Repeat the records verbatim and leave the pictures out of your copy.

- _INPUT_:
★ ★ ★ ★ ★ ★ ★
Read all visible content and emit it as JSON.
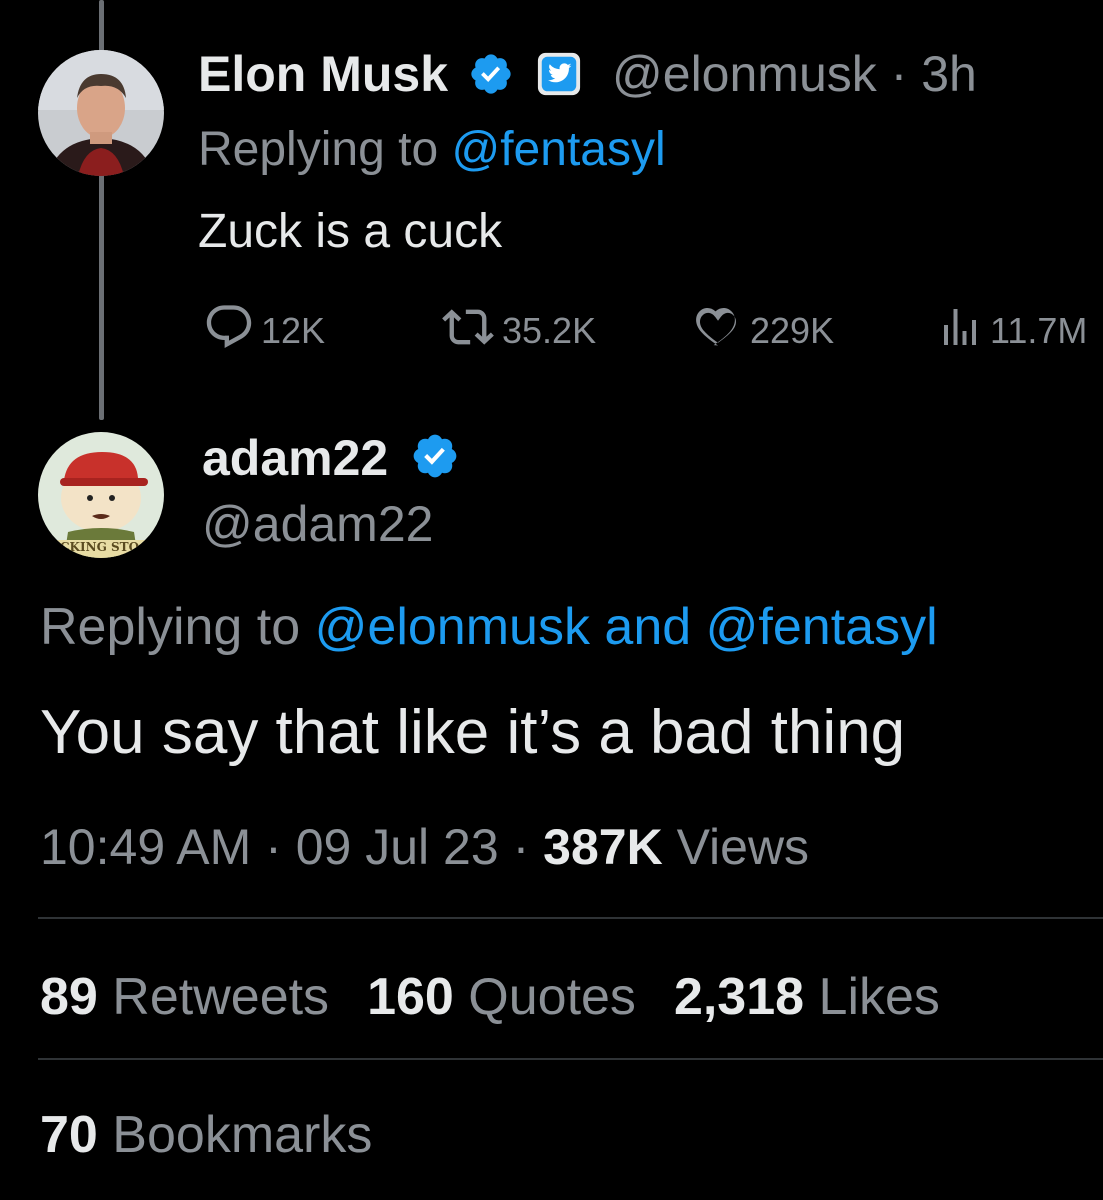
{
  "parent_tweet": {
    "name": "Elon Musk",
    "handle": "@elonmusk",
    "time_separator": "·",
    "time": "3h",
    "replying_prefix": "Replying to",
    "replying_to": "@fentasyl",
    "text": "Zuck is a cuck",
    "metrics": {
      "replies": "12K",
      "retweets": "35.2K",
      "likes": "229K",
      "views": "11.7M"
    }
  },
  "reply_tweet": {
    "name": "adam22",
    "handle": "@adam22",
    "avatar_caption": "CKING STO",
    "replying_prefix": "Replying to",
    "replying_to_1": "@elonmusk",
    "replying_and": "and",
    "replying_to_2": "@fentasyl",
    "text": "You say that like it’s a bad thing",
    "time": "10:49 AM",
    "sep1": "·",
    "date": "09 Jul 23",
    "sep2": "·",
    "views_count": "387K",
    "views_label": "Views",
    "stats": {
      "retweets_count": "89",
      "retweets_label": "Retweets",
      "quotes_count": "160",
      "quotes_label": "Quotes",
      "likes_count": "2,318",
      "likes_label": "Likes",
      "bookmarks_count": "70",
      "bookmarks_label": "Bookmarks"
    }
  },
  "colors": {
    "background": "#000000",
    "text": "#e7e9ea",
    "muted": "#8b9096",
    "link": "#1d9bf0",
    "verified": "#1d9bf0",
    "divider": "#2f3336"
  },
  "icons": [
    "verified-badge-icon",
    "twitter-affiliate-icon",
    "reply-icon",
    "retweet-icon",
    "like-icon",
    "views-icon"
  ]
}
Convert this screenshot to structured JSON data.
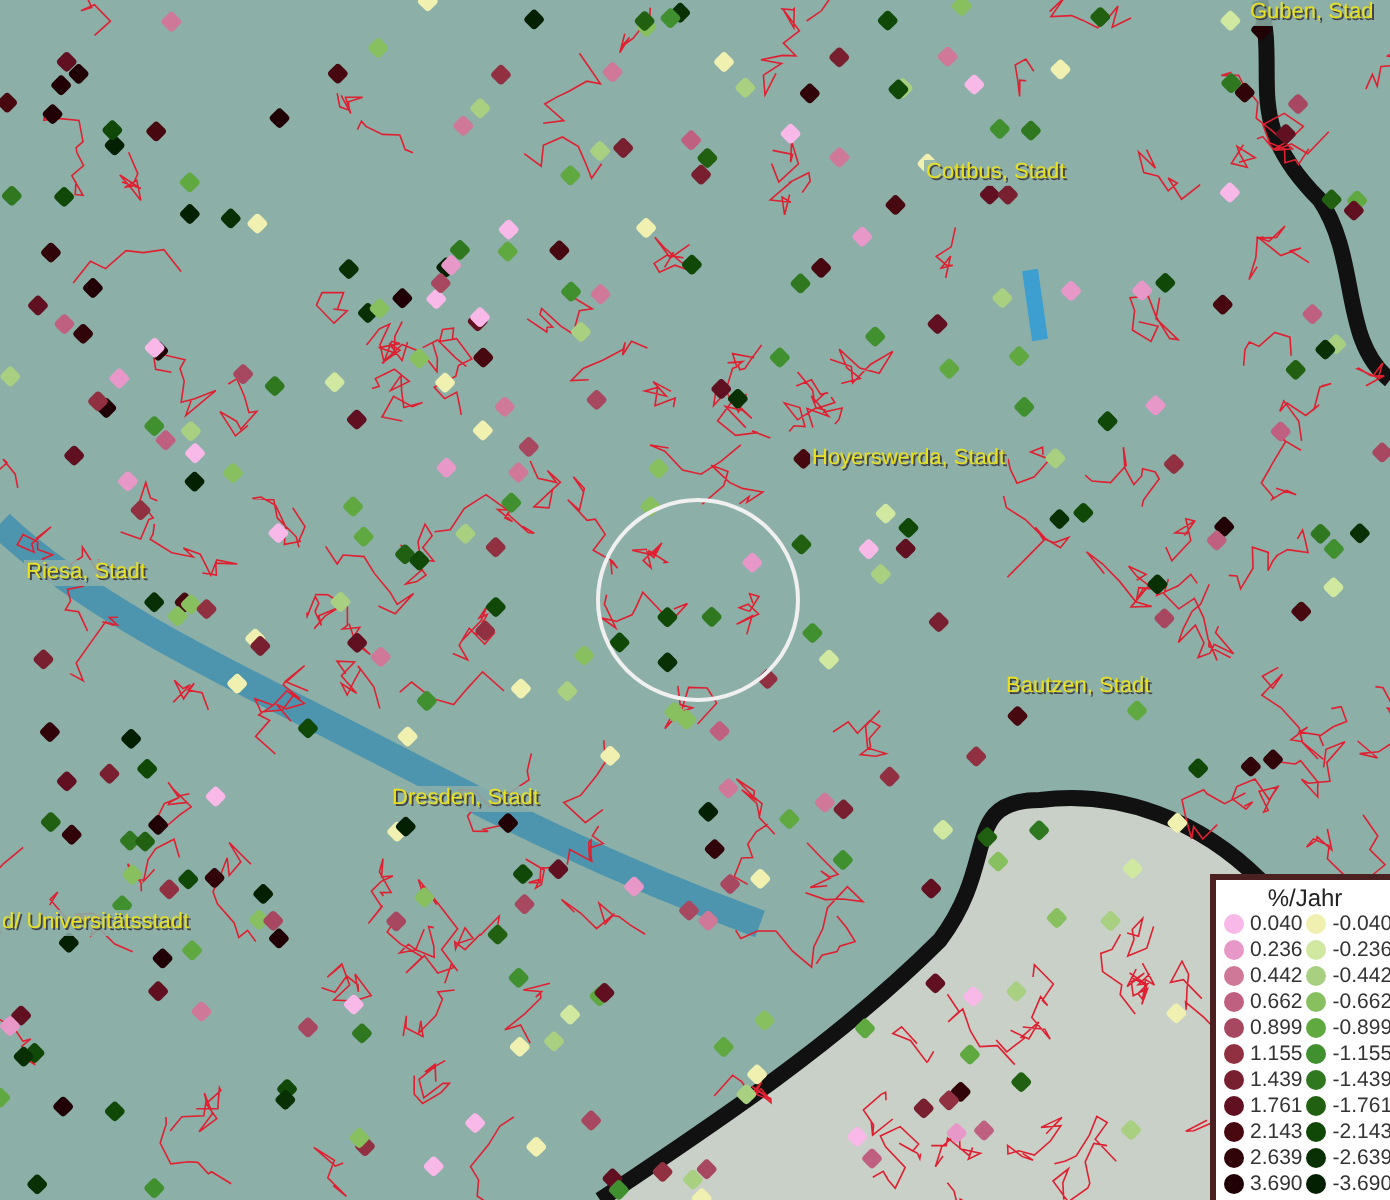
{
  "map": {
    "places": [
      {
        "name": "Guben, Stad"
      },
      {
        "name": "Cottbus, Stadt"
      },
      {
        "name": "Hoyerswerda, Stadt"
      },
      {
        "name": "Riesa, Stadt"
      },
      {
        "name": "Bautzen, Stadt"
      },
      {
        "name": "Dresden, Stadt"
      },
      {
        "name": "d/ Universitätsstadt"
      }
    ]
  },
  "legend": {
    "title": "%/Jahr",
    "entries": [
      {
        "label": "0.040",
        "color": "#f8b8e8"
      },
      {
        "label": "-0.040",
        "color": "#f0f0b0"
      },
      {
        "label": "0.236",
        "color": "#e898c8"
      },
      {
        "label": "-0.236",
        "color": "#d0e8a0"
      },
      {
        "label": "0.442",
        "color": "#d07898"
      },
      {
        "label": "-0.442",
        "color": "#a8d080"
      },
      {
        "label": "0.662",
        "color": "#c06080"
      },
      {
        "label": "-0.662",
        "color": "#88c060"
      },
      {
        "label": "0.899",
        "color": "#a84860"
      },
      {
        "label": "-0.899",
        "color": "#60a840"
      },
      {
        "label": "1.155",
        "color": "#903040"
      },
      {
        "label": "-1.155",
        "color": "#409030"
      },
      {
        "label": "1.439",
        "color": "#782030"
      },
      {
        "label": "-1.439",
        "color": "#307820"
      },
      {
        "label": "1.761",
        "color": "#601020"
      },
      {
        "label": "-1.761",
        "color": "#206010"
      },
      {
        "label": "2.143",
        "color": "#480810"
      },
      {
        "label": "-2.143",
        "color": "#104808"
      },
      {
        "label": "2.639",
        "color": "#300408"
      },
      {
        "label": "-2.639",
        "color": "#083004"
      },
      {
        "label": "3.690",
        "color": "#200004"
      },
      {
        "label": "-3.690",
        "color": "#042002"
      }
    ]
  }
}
★ ★ ★ ★ ★ ★ ★
- _EXERCISE OUTPUT_:
Read all visible content and emit it as JSON.
{
  "parent_tweet": {
    "name": "Elon Musk",
    "handle": "@elonmusk",
    "time_separator": "·",
    "time": "3h",
    "replying_prefix": "Replying to",
    "replying_to": "@fentasyl",
    "text": "Zuck is a cuck",
    "metrics": {
      "replies": "12K",
      "retweets": "35.2K",
      "likes": "229K",
      "views": "11.7M"
    }
  },
  "reply_tweet": {
    "name": "adam22",
    "handle": "@adam22",
    "avatar_caption": "CKING STO",
    "replying_prefix": "Replying to",
    "replying_to_1": "@elonmusk",
    "replying_and": "and",
    "replying_to_2": "@fentasyl",
    "text": "You say that like it’s a bad thing",
    "time": "10:49 AM",
    "sep1": "·",
    "date": "09 Jul 23",
    "sep2": "·",
    "views_count": "387K",
    "views_label": "Views",
    "stats": {
      "retweets_count": "89",
      "retweets_label": "Retweets",
      "quotes_count": "160",
      "quotes_label": "Quotes",
      "likes_count": "2,318",
      "likes_label": "Likes",
      "bookmarks_count": "70",
      "bookmarks_label": "Bookmarks"
    }
  },
  "colors": {
    "background": "#000000",
    "text": "#e7e9ea",
    "muted": "#8b9096",
    "link": "#1d9bf0",
    "verified": "#1d9bf0",
    "divider": "#2f3336"
  },
  "icons": [
    "verified-badge-icon",
    "twitter-affiliate-icon",
    "reply-icon",
    "retweet-icon",
    "like-icon",
    "views-icon"
  ]
}
Convert this screenshot to structured JSON data.
{
  "map": {
    "places": [
      {
        "name": "Guben, Stad"
      },
      {
        "name": "Cottbus, Stadt"
      },
      {
        "name": "Hoyerswerda, Stadt"
      },
      {
        "name": "Riesa, Stadt"
      },
      {
        "name": "Bautzen, Stadt"
      },
      {
        "name": "Dresden, Stadt"
      },
      {
        "name": "d/ Universitätsstadt"
      }
    ]
  },
  "legend": {
    "title": "%/Jahr",
    "entries": [
      {
        "label": "0.040",
        "color": "#f8b8e8"
      },
      {
        "label": "-0.040",
        "color": "#f0f0b0"
      },
      {
        "label": "0.236",
        "color": "#e898c8"
      },
      {
        "label": "-0.236",
        "color": "#d0e8a0"
      },
      {
        "label": "0.442",
        "color": "#d07898"
      },
      {
        "label": "-0.442",
        "color": "#a8d080"
      },
      {
        "label": "0.662",
        "color": "#c06080"
      },
      {
        "label": "-0.662",
        "color": "#88c060"
      },
      {
        "label": "0.899",
        "color": "#a84860"
      },
      {
        "label": "-0.899",
        "color": "#60a840"
      },
      {
        "label": "1.155",
        "color": "#903040"
      },
      {
        "label": "-1.155",
        "color": "#409030"
      },
      {
        "label": "1.439",
        "color": "#782030"
      },
      {
        "label": "-1.439",
        "color": "#307820"
      },
      {
        "label": "1.761",
        "color": "#601020"
      },
      {
        "label": "-1.761",
        "color": "#206010"
      },
      {
        "label": "2.143",
        "color": "#480810"
      },
      {
        "label": "-2.143",
        "color": "#104808"
      },
      {
        "label": "2.639",
        "color": "#300408"
      },
      {
        "label": "-2.639",
        "color": "#083004"
      },
      {
        "label": "3.690",
        "color": "#200004"
      },
      {
        "label": "-3.690",
        "color": "#042002"
      }
    ]
  }
}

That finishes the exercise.